## GIVEN EXERCISE
Copy each line containing the word "hear" from the records that follow, please.

## RECORDS FOR THIS EXERCISE
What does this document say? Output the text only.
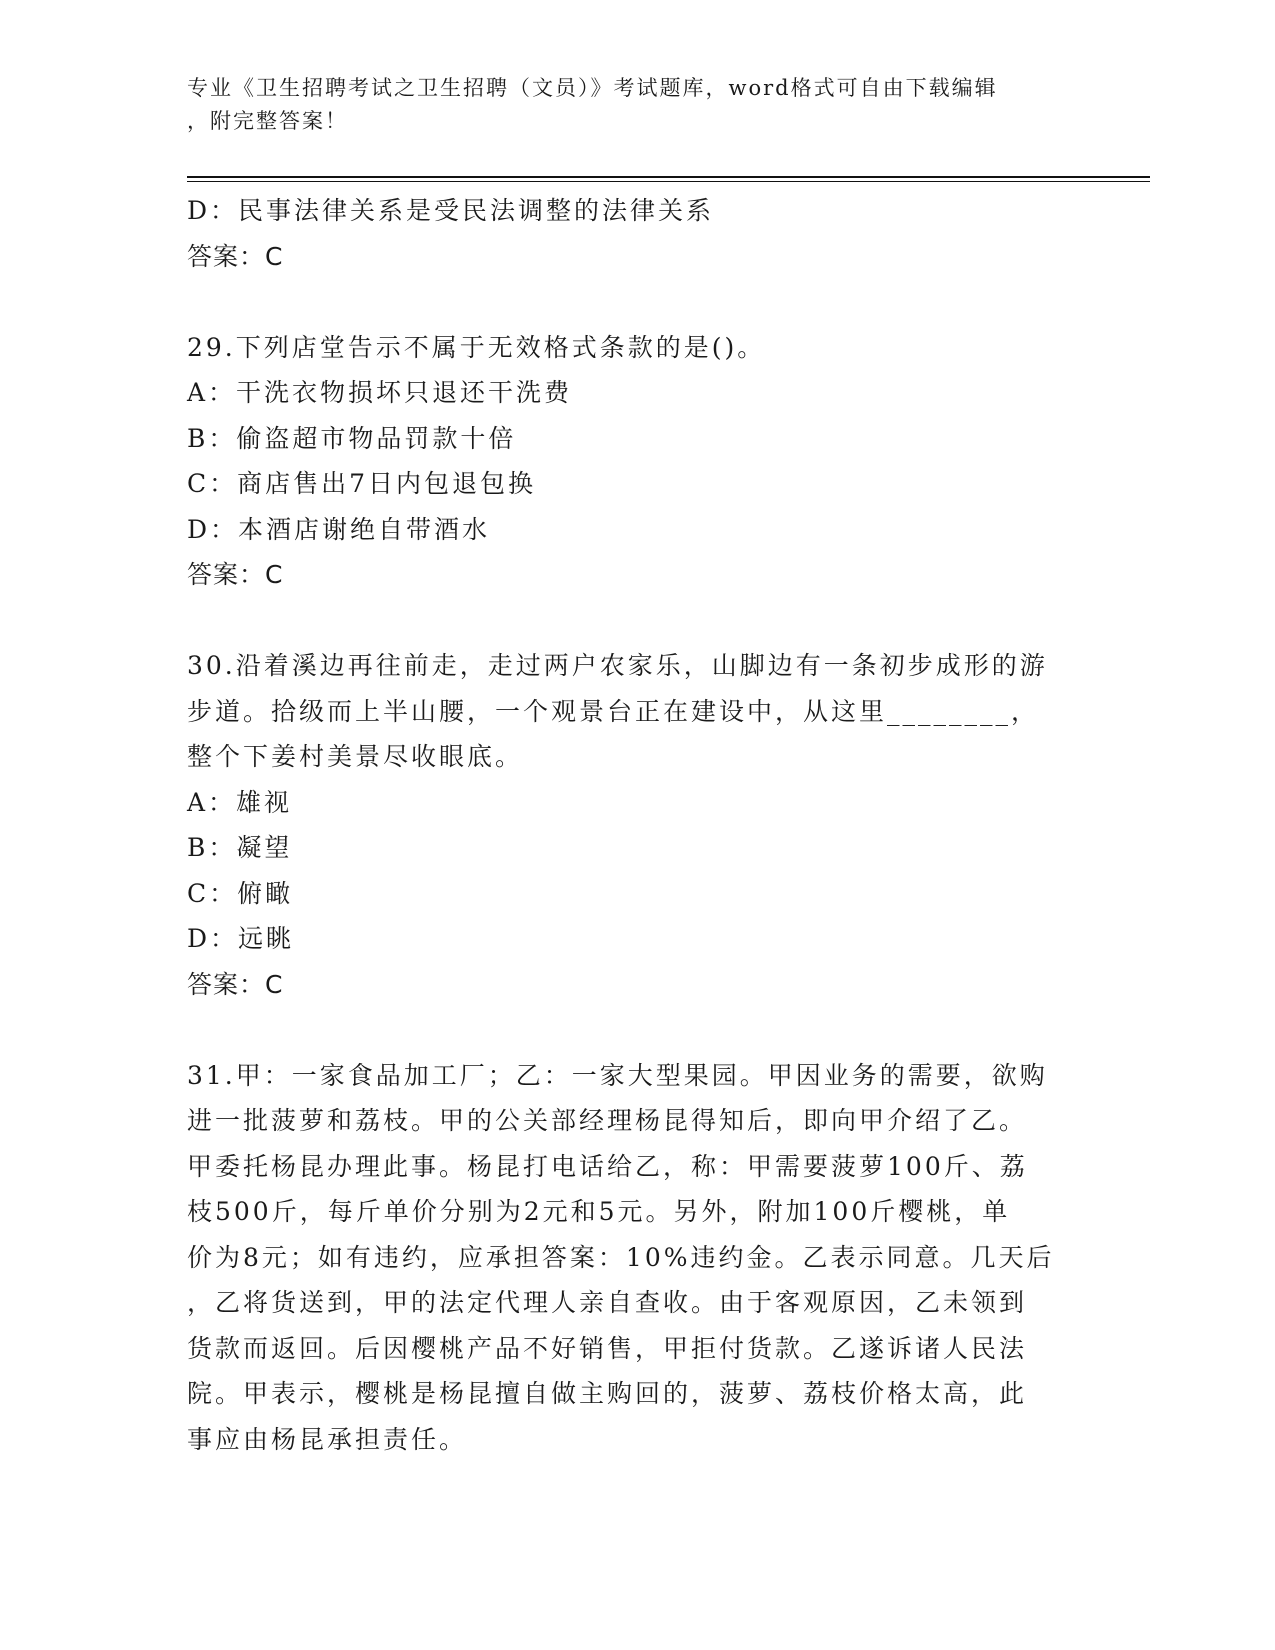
专业《卫生招聘考试之卫生招聘（文员）》考试题库，word格式可自由下载编辑
，附完整答案！
D：民事法律关系是受民法调整的法律关系
答案：C
29.下列店堂告示不属于无效格式条款的是()。
A：干洗衣物损坏只退还干洗费
B：偷盗超市物品罚款十倍
C：商店售出7日内包退包换
D：本酒店谢绝自带酒水
答案：C
30.沿着溪边再往前走，走过两户农家乐，山脚边有一条初步成形的游
步道。拾级而上半山腰，一个观景台正在建设中，从这里________，
整个下姜村美景尽收眼底。
A：雄视
B：凝望
C：俯瞰
D：远眺
答案：C
31.甲：一家食品加工厂；乙：一家大型果园。甲因业务的需要，欲购
进一批菠萝和荔枝。甲的公关部经理杨昆得知后，即向甲介绍了乙。
甲委托杨昆办理此事。杨昆打电话给乙，称：甲需要菠萝100斤、荔
枝500斤，每斤单价分别为2元和5元。另外，附加100斤樱桃，单
价为8元；如有违约，应承担答案：10%违约金。乙表示同意。几天后
，乙将货送到，甲的法定代理人亲自查收。由于客观原因，乙未领到
货款而返回。后因樱桃产品不好销售，甲拒付货款。乙遂诉诸人民法
院。甲表示，樱桃是杨昆擅自做主购回的，菠萝、荔枝价格太高，此
事应由杨昆承担责任。
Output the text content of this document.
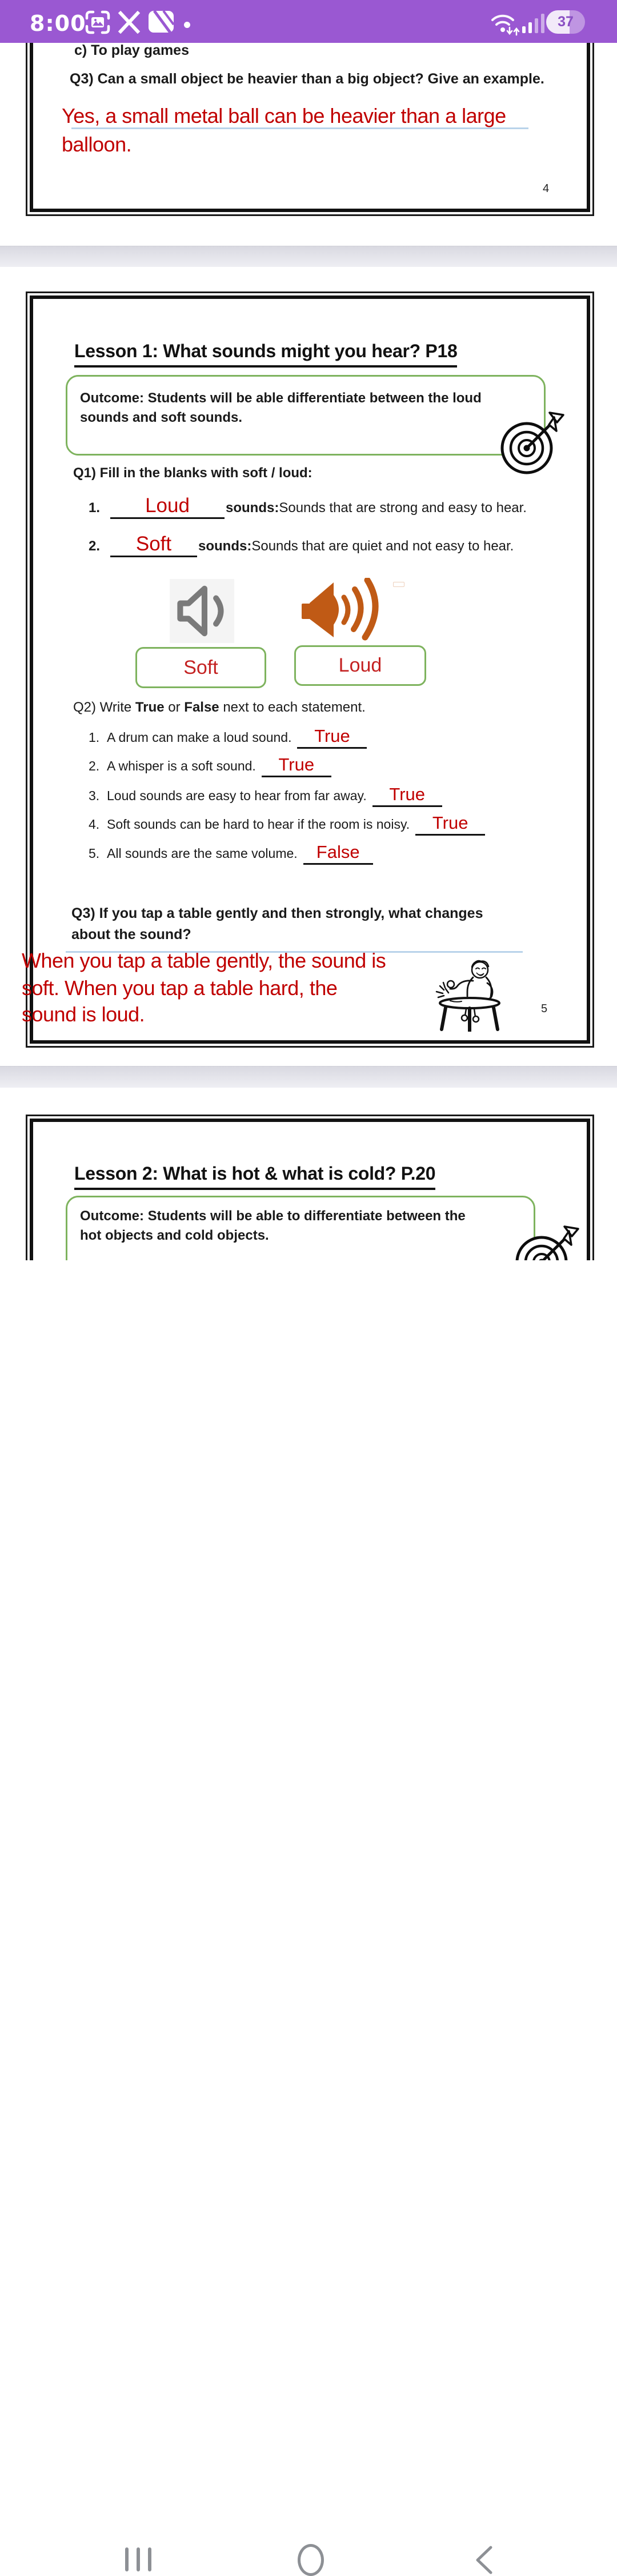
8:00	37
c) To play games
Q3) Can a small object be heavier than a big object? Give an example.
Yes, a small metal ball can be heavier than a large
balloon.
4
Lesson 1: What sounds might you hear? P18
Outcome: Students will be able differentiate between the loud
sounds and soft sounds.
Q1) Fill in the blanks with soft / loud:
1.	Loud	sounds: Sounds that are strong and easy to hear.
2.	Soft	sounds: Sounds that are quiet and not easy to hear.
Soft	Loud
Q2) Write True or False next to each statement.
1. A drum can make a loud sound.	True
2. A whisper is a soft sound.	True
3. Loud sounds are easy to hear from far away.	True
4. Soft sounds can be hard to hear if the room is noisy.	True
5. All sounds are the same volume.	False
Q3) If you tap a table gently and then strongly, what changes
about the sound?
When you tap a table gently, the sound is
soft. When you tap a table hard, the
sound is loud.	5
Lesson 2: What is hot & what is cold? P.20
Outcome: Students will be able to differentiate between the
hot objects and cold objects.
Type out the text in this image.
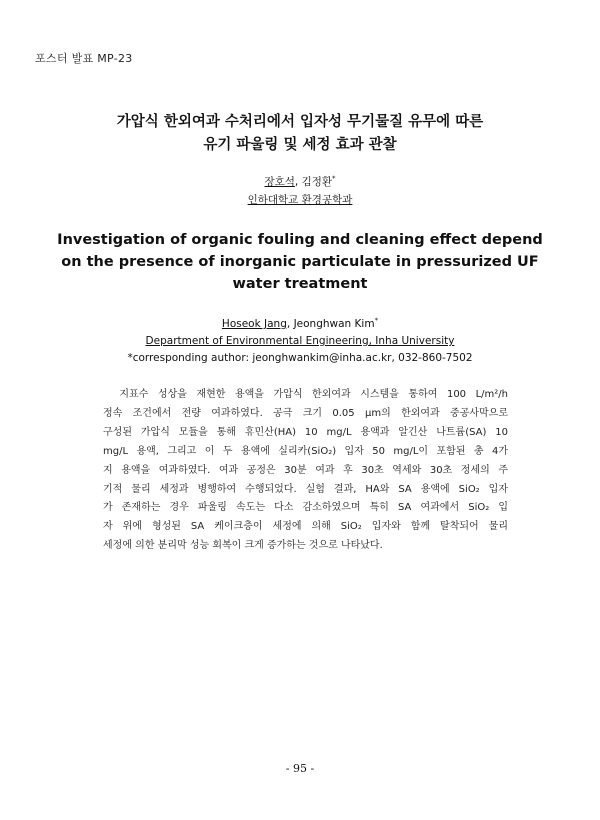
포스터 발표 MP-23
가압식 한외여과 수처리에서 입자성 무기물질 유무에 따른
유기 파울링 및 세정 효과 관찰
장호석, 김정환*
인하대학교 환경공학과
Investigation of organic fouling and cleaning effect depend
on the presence of inorganic particulate in pressurized UF
water treatment
Hoseok Jang, Jeonghwan Kim*
Department of Environmental Engineering, Inha University
*corresponding author: jeonghwankim@inha.ac.kr, 032-860-7502
　지표수 성상을 재현한 용액을 가압식 한외여과 시스템을 통하여 100 L/m²/h
정속 조건에서 전량 여과하였다. 공극 크기 0.05 μm의 한외여과 중공사막으로
구성된 가압식 모듈을 통해 휴민산(HA) 10 mg/L 용액과 알긴산 나트륨(SA) 10
mg/L 용액, 그리고 이 두 용액에 실리카(SiO₂) 입자 50 mg/L이 포함된 총 4가
지 용액을 여과하였다. 여과 공정은 30분 여과 후 30초 역세와 30초 정세의 주
기적 물리 세정과 병행하여 수행되었다. 실험 결과, HA와 SA 용액에 SiO₂ 입자
가 존재하는 경우 파울링 속도는 다소 감소하였으며 특히 SA 여과에서 SiO₂ 입
자 위에 형성된 SA 케이크층이 세정에 의해 SiO₂ 입자와 함께 탈착되어 물리
세정에 의한 분리막 성능 회복이 크게 증가하는 것으로 나타났다.
- 95 -
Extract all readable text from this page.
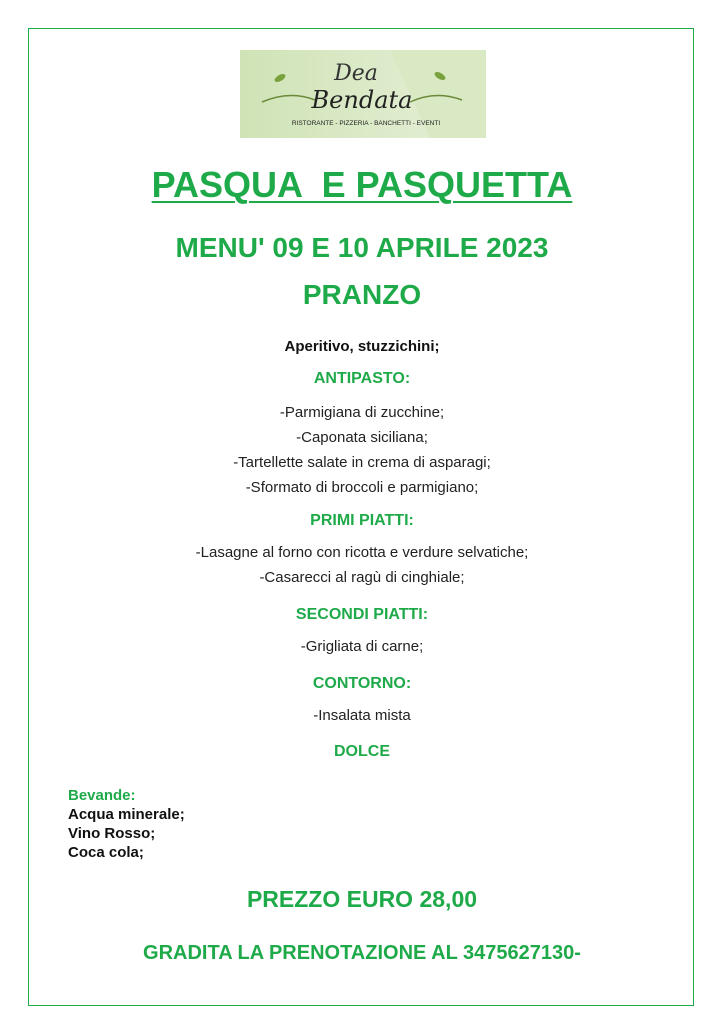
Dea
Bendata
RISTORANTE - PIZZERIA - BANCHETTI - EVENTI
PASQUA  E PASQUETTA
MENU' 09 E 10 APRILE 2023
PRANZO
Aperitivo, stuzzichini;
ANTIPASTO:
-Parmigiana di zucchine;
-Caponata siciliana;
-Tartellette salate in crema di asparagi;
-Sformato di broccoli e parmigiano;
PRIMI PIATTI:
-Lasagne al forno con ricotta e verdure selvatiche;
-Casarecci al ragù di cinghiale;
SECONDI PIATTI:
-Grigliata di carne;
CONTORNO:
-Insalata mista
DOLCE
Bevande:
Acqua minerale;
Vino Rosso;
Coca cola;
PREZZO EURO 28,00
GRADITA LA PRENOTAZIONE AL 3475627130-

## SOLUTION FOR THIS TASK
Lesson 1: What sounds might you hear? P18
1.	Loud	sounds: Sounds that are strong and easy to hear.
2.	Soft	sounds: Sounds that are quiet and not easy to hear.
3. Loud sounds are easy to hear from far away.	True
4. Soft sounds can be hard to hear if the room is noisy.	True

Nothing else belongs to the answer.